**Task to carry out:** Return the material below in full and exactly.

**Provided data:**
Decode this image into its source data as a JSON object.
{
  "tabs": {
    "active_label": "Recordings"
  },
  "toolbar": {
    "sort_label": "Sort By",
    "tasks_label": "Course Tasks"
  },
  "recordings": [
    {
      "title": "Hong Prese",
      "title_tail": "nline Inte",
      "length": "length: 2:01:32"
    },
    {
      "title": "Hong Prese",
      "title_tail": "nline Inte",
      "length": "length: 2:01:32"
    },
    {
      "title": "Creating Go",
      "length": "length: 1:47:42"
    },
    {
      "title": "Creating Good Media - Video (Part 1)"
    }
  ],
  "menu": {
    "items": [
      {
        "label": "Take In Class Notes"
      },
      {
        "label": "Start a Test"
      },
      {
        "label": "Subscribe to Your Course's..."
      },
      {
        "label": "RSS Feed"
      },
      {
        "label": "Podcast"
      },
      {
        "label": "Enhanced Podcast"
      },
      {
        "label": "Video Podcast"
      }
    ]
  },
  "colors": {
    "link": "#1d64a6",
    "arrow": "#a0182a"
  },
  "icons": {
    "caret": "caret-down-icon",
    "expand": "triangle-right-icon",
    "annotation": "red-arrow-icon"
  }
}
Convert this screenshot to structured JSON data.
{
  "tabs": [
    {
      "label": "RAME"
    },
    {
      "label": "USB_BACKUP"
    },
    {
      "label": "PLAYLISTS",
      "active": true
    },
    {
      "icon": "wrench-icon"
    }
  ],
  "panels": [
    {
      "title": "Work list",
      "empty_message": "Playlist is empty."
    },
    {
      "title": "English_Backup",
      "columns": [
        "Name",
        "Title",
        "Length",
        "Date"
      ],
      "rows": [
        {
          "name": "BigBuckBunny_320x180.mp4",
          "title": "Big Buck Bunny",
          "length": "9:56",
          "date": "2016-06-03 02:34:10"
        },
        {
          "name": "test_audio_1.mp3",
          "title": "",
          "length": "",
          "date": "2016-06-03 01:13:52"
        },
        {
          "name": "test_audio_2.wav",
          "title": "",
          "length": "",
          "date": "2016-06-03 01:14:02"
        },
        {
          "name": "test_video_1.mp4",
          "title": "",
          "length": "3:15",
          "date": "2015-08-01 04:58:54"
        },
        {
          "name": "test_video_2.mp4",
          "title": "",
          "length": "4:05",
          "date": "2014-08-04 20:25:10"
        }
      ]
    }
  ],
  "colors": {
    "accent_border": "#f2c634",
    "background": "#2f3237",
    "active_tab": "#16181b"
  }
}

**Solution below:**
Decode this image into its source data as a JSON object.
{
  "tabs": {
    "active_label": "Recordings"
  },
  "toolbar": {
    "sort_label": "Sort By",
    "tasks_label": "Course Tasks"
  },
  "recordings": [
    {
      "title": "Hong Prese",
      "title_tail": "nline Inte",
      "length": "length: 2:01:32"
    },
    {
      "title": "Hong Prese",
      "title_tail": "nline Inte",
      "length": "length: 2:01:32"
    },
    {
      "title": "Creating Go",
      "length": "length: 1:47:42"
    },
    {
      "title": "Creating Good Media - Video (Part 1)"
    }
  ],
  "menu": {
    "items": [
      {
        "label": "Take In Class Notes"
      },
      {
        "label": "Start a Test"
      },
      {
        "label": "Subscribe to Your Course's..."
      },
      {
        "label": "RSS Feed"
      },
      {
        "label": "Podcast"
      },
      {
        "label": "Enhanced Podcast"
      },
      {
        "label": "Video Podcast"
      }
    ]
  },
  "colors": {
    "link": "#1d64a6",
    "arrow": "#a0182a"
  },
  "icons": {
    "caret": "caret-down-icon",
    "expand": "triangle-right-icon",
    "annotation": "red-arrow-icon"
  }
}
Convert this screenshot to structured JSON data.
{
  "tabs": [
    {
      "label": "RAME"
    },
    {
      "label": "USB_BACKUP"
    },
    {
      "label": "PLAYLISTS",
      "active": true
    },
    {
      "icon": "wrench-icon"
    }
  ],
  "panels": [
    {
      "title": "Work list",
      "empty_message": "Playlist is empty."
    },
    {
      "title": "English_Backup",
      "columns": [
        "Name",
        "Title",
        "Length",
        "Date"
      ],
      "rows": [
        {
          "name": "BigBuckBunny_320x180.mp4",
          "title": "Big Buck Bunny",
          "length": "9:56",
          "date": "2016-06-03 02:34:10"
        },
        {
          "name": "test_audio_1.mp3",
          "title": "",
          "length": "",
          "date": "2016-06-03 01:13:52"
        },
        {
          "name": "test_audio_2.wav",
          "title": "",
          "length": "",
          "date": "2016-06-03 01:14:02"
        },
        {
          "name": "test_video_1.mp4",
          "title": "",
          "length": "3:15",
          "date": "2015-08-01 04:58:54"
        },
        {
          "name": "test_video_2.mp4",
          "title": "",
          "length": "4:05",
          "date": "2014-08-04 20:25:10"
        }
      ]
    }
  ],
  "colors": {
    "accent_border": "#f2c634",
    "background": "#2f3237",
    "active_tab": "#16181b"
  }
}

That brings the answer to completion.